* start Record list *
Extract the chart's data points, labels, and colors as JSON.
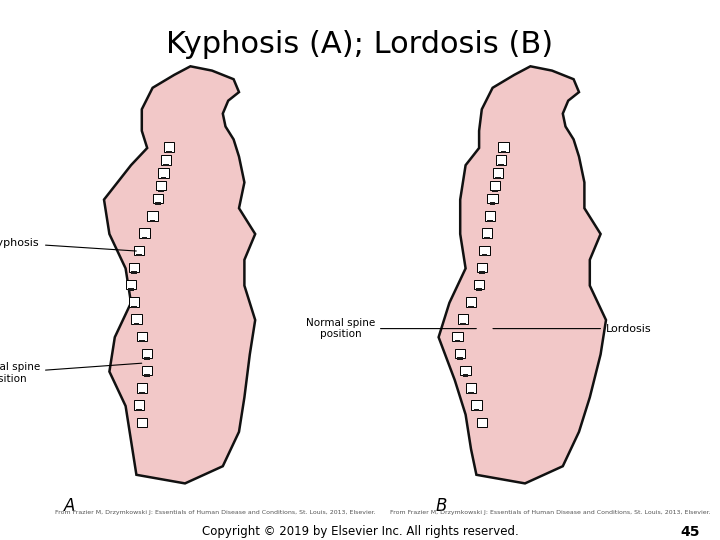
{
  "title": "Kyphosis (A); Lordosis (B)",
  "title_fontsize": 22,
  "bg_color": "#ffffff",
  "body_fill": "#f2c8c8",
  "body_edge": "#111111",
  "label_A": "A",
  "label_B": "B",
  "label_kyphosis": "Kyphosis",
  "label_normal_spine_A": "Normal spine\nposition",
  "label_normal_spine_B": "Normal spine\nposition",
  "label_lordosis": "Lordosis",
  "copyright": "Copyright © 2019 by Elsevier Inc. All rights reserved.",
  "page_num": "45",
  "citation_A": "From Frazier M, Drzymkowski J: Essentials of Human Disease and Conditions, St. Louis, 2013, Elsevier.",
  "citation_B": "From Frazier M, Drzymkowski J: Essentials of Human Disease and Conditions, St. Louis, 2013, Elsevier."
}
* end Record list *
* start Record list *
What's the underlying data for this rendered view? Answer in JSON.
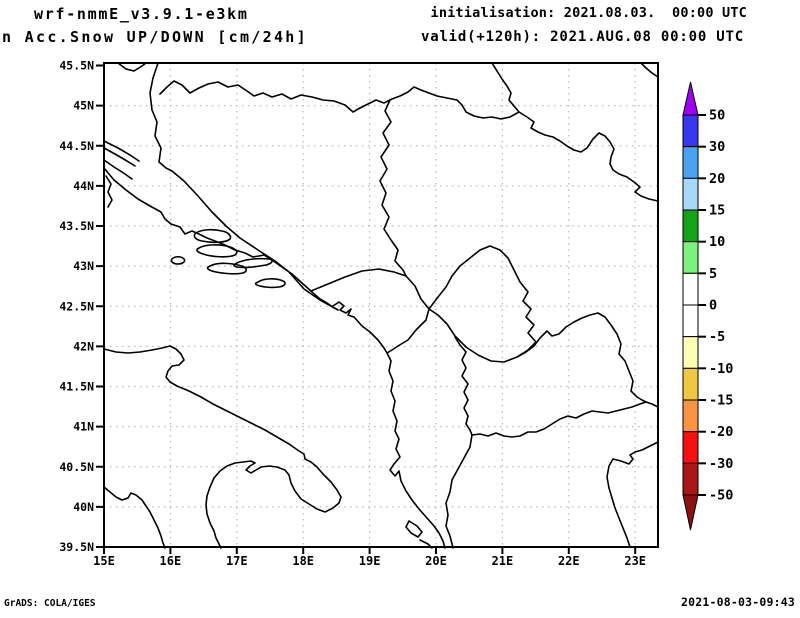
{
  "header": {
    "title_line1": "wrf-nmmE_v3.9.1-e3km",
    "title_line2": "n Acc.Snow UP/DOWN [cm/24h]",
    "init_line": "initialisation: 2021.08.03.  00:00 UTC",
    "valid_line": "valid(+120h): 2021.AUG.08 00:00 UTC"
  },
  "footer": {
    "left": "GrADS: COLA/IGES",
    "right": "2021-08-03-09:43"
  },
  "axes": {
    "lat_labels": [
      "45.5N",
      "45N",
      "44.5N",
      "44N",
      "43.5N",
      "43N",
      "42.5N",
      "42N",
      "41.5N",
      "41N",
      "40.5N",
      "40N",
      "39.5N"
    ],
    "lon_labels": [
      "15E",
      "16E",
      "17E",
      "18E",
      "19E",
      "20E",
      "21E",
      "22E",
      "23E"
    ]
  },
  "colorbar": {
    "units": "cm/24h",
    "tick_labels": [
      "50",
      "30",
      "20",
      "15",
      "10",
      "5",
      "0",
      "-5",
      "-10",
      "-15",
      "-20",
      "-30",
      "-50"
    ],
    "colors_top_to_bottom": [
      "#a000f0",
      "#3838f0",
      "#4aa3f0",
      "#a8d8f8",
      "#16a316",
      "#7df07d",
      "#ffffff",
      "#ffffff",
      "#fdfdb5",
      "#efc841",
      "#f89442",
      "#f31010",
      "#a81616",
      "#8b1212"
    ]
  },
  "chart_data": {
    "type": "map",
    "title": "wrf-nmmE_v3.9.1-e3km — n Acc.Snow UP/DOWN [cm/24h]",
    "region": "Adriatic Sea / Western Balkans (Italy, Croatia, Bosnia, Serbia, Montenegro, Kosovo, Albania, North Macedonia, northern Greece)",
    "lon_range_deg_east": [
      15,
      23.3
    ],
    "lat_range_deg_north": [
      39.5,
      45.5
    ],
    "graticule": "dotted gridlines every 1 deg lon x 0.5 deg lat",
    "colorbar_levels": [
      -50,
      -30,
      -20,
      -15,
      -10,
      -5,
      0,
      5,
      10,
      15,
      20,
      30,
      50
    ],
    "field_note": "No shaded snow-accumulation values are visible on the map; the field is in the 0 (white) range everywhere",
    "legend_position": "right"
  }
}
* end Record list *
**Stated goal**.
Pick out and copy the lines of the entries that hold the string "nposition".

**Full solution**.
  "label_normal_spine_A": "Normal spine\nposition",
  "label_normal_spine_B": "Normal spine\nposition",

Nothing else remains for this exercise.